JOB :: Go through the listing and set it down exactly, leaving out its pictures.

INFORMATION SHOWN ::
==================================================
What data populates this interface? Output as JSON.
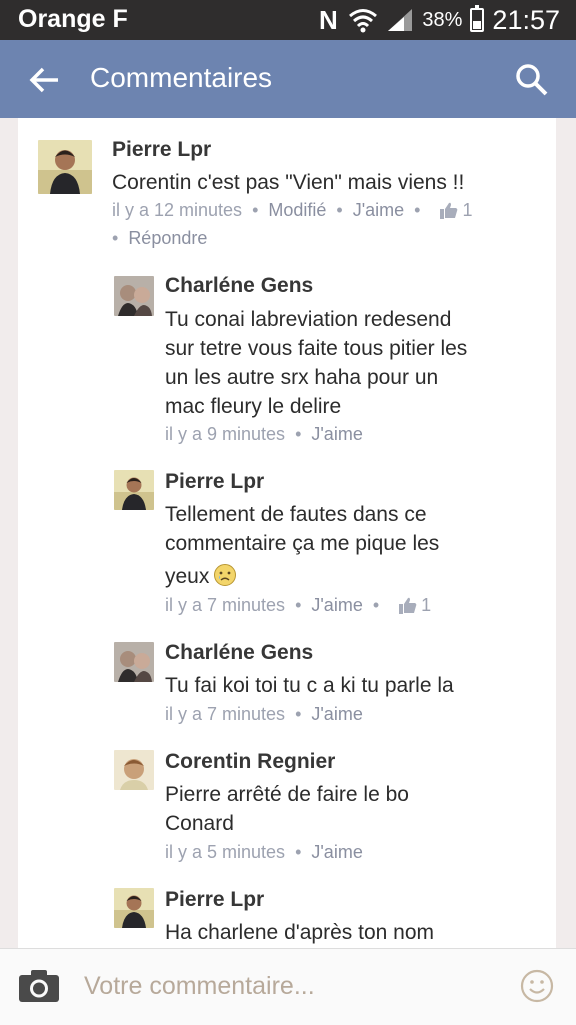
{
  "status_bar": {
    "carrier": "Orange F",
    "network_letter": "N",
    "battery_percent": "38%",
    "battery_level": 0.38,
    "time": "21:57"
  },
  "app_bar": {
    "title": "Commentaires"
  },
  "comments": [
    {
      "author": "Pierre Lpr",
      "lines": [
        "Corentin c'est pas \"Vien\" mais viens !!"
      ],
      "time": "il y a 12 minutes",
      "edited": "Modifié",
      "like": "J'aime",
      "likes": "1",
      "reply": "Répondre"
    },
    {
      "author": "Charléne Gens",
      "lines": [
        "Tu conai labreviation redesend",
        "sur tetre vous faite tous pitier les",
        "un les autre srx haha pour un",
        "mac fleury le delire"
      ],
      "time": "il y a 9 minutes",
      "like": "J'aime"
    },
    {
      "author": "Pierre Lpr",
      "lines": [
        "Tellement de fautes dans ce",
        "commentaire ça me pique les",
        "yeux"
      ],
      "time": "il y a 7 minutes",
      "like": "J'aime",
      "likes": "1"
    },
    {
      "author": "Charléne Gens",
      "lines": [
        "Tu fai koi toi tu c a ki tu parle la"
      ],
      "time": "il y a 7 minutes",
      "like": "J'aime"
    },
    {
      "author": "Corentin Regnier",
      "lines": [
        "Pierre arrêté de faire le bo",
        "Conard"
      ],
      "time": "il y a 5 minutes",
      "like": "J'aime"
    },
    {
      "author": "Pierre Lpr",
      "lines": [
        "Ha charlene d'après ton nom"
      ]
    }
  ],
  "composer": {
    "placeholder": "Votre commentaire..."
  },
  "icons": {
    "back": "arrow-left-icon",
    "search": "search-icon",
    "camera": "camera-icon",
    "emoji": "smiley-icon",
    "like": "thumbs-up-icon"
  },
  "colors": {
    "app_bar": "#6d84b0",
    "status_bar": "#2f2d2d",
    "meta_text": "#9da2b0"
  }
}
==================================================
RESULT FOR THIS EXERCISE ::
What data populates this interface? Output as JSON.
{
  "status_bar": {
    "carrier": "Orange F",
    "network_letter": "N",
    "battery_percent": "38%",
    "battery_level": 0.38,
    "time": "21:57"
  },
  "app_bar": {
    "title": "Commentaires"
  },
  "comments": [
    {
      "author": "Pierre Lpr",
      "lines": [
        "Corentin c'est pas \"Vien\" mais viens !!"
      ],
      "time": "il y a 12 minutes",
      "edited": "Modifié",
      "like": "J'aime",
      "likes": "1",
      "reply": "Répondre"
    },
    {
      "author": "Charléne Gens",
      "lines": [
        "Tu conai labreviation redesend",
        "sur tetre vous faite tous pitier les",
        "un les autre srx haha pour un",
        "mac fleury le delire"
      ],
      "time": "il y a 9 minutes",
      "like": "J'aime"
    },
    {
      "author": "Pierre Lpr",
      "lines": [
        "Tellement de fautes dans ce",
        "commentaire ça me pique les",
        "yeux"
      ],
      "time": "il y a 7 minutes",
      "like": "J'aime",
      "likes": "1"
    },
    {
      "author": "Charléne Gens",
      "lines": [
        "Tu fai koi toi tu c a ki tu parle la"
      ],
      "time": "il y a 7 minutes",
      "like": "J'aime"
    },
    {
      "author": "Corentin Regnier",
      "lines": [
        "Pierre arrêté de faire le bo",
        "Conard"
      ],
      "time": "il y a 5 minutes",
      "like": "J'aime"
    },
    {
      "author": "Pierre Lpr",
      "lines": [
        "Ha charlene d'après ton nom"
      ]
    }
  ],
  "composer": {
    "placeholder": "Votre commentaire..."
  },
  "icons": {
    "back": "arrow-left-icon",
    "search": "search-icon",
    "camera": "camera-icon",
    "emoji": "smiley-icon",
    "like": "thumbs-up-icon"
  },
  "colors": {
    "app_bar": "#6d84b0",
    "status_bar": "#2f2d2d",
    "meta_text": "#9da2b0"
  }
}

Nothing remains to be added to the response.